*Task requirements*: Count every line below in which "Narrativa" occurs, then give only the count.

*Input*:
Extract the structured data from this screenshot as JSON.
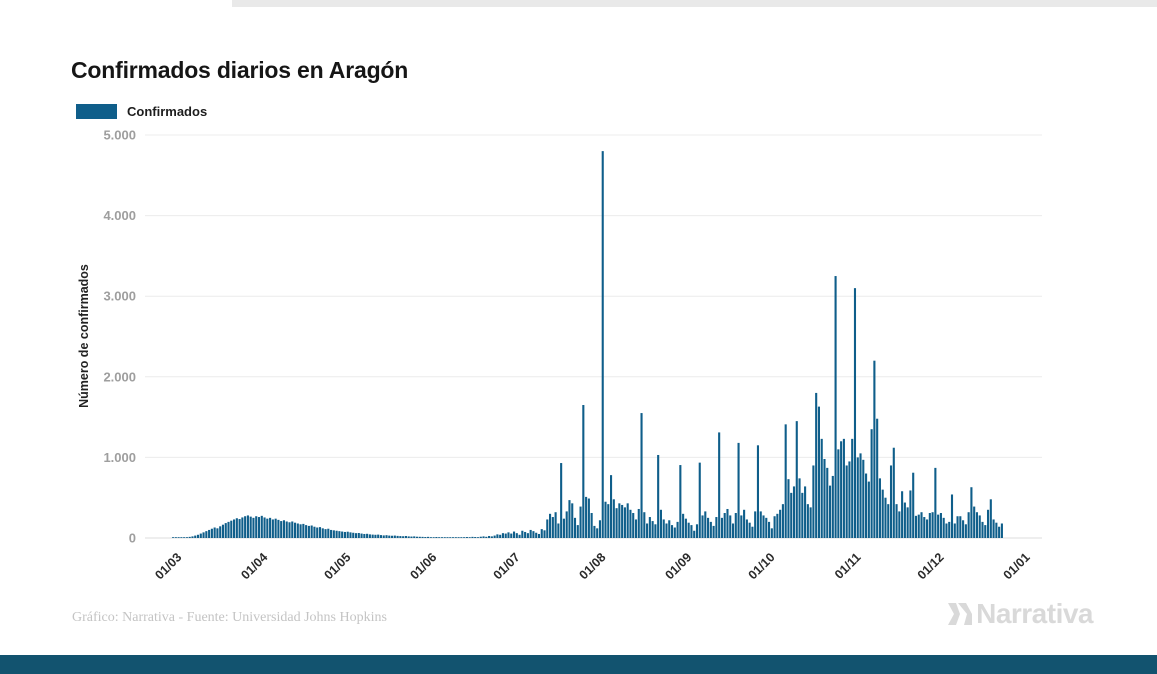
{
  "page": {
    "title": "Confirmados diarios en Aragón",
    "footer_credit": "Gráfico: Narrativa - Fuente: Universidad Johns Hopkins",
    "brand": "Narrativa"
  },
  "legend": {
    "label": "Confirmados",
    "color": "#0f5e8a"
  },
  "chart_data": {
    "type": "bar",
    "title": "Confirmados diarios en Aragón",
    "ylabel": "Número de confirmados",
    "xlabel": "",
    "ylim": [
      0,
      5000
    ],
    "yticks": [
      0,
      1000,
      2000,
      3000,
      4000,
      5000
    ],
    "ytick_labels": [
      "0",
      "1.000",
      "2.000",
      "3.000",
      "4.000",
      "5.000"
    ],
    "legend_entries": [
      "Confirmados"
    ],
    "legend_position": "top-left",
    "grid": true,
    "bar_color": "#0f5e8a",
    "x_start_date": "01/03",
    "x_end_date": "01/01",
    "xtick_labels": [
      "01/03",
      "01/04",
      "01/05",
      "01/06",
      "01/07",
      "01/08",
      "01/09",
      "01/10",
      "01/11",
      "01/12",
      "01/01"
    ],
    "xtick_day_index": [
      0,
      31,
      61,
      92,
      122,
      153,
      184,
      214,
      245,
      275,
      306
    ],
    "series_name": "Confirmados diarios (estimado desde 01/03 hasta 26/12, un valor por día)",
    "values": [
      0,
      1,
      2,
      3,
      5,
      8,
      10,
      14,
      20,
      30,
      40,
      55,
      70,
      85,
      100,
      115,
      130,
      120,
      145,
      165,
      185,
      200,
      215,
      230,
      245,
      235,
      255,
      270,
      280,
      265,
      250,
      270,
      260,
      275,
      255,
      240,
      250,
      230,
      240,
      225,
      210,
      220,
      205,
      195,
      205,
      190,
      180,
      170,
      175,
      160,
      150,
      155,
      140,
      130,
      135,
      120,
      110,
      115,
      100,
      95,
      90,
      85,
      80,
      75,
      78,
      70,
      65,
      60,
      62,
      55,
      50,
      52,
      45,
      42,
      40,
      42,
      36,
      32,
      35,
      30,
      28,
      30,
      26,
      24,
      22,
      25,
      20,
      18,
      20,
      16,
      15,
      14,
      12,
      14,
      10,
      9,
      12,
      8,
      7,
      10,
      8,
      7,
      9,
      8,
      6,
      8,
      10,
      12,
      10,
      14,
      12,
      10,
      16,
      20,
      15,
      25,
      20,
      30,
      45,
      40,
      60,
      55,
      70,
      55,
      80,
      60,
      40,
      90,
      75,
      60,
      100,
      85,
      65,
      50,
      110,
      95,
      230,
      300,
      260,
      320,
      180,
      930,
      240,
      330,
      470,
      430,
      250,
      160,
      390,
      1650,
      510,
      490,
      310,
      150,
      120,
      220,
      4800,
      450,
      420,
      780,
      480,
      370,
      430,
      410,
      380,
      430,
      350,
      310,
      230,
      360,
      1550,
      320,
      180,
      260,
      210,
      170,
      1030,
      350,
      230,
      180,
      220,
      160,
      130,
      200,
      905,
      300,
      240,
      190,
      160,
      90,
      170,
      935,
      280,
      330,
      250,
      200,
      150,
      260,
      1310,
      250,
      310,
      360,
      280,
      180,
      310,
      1180,
      280,
      350,
      230,
      190,
      140,
      330,
      1150,
      330,
      280,
      250,
      200,
      120,
      270,
      300,
      350,
      420,
      1410,
      730,
      560,
      640,
      1450,
      740,
      560,
      640,
      420,
      380,
      900,
      1800,
      1630,
      1230,
      980,
      870,
      650,
      770,
      3250,
      1100,
      1200,
      1230,
      900,
      950,
      1230,
      3100,
      1000,
      1050,
      970,
      800,
      700,
      1350,
      2200,
      1480,
      740,
      600,
      500,
      420,
      900,
      1120,
      420,
      330,
      580,
      440,
      380,
      590,
      810,
      275,
      290,
      320,
      260,
      230,
      310,
      320,
      870,
      290,
      310,
      250,
      180,
      200,
      540,
      180,
      270,
      270,
      220,
      170,
      320,
      630,
      390,
      320,
      280,
      200,
      160,
      350,
      480,
      230,
      190,
      140,
      180
    ]
  }
}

*Answer to this problem*: 2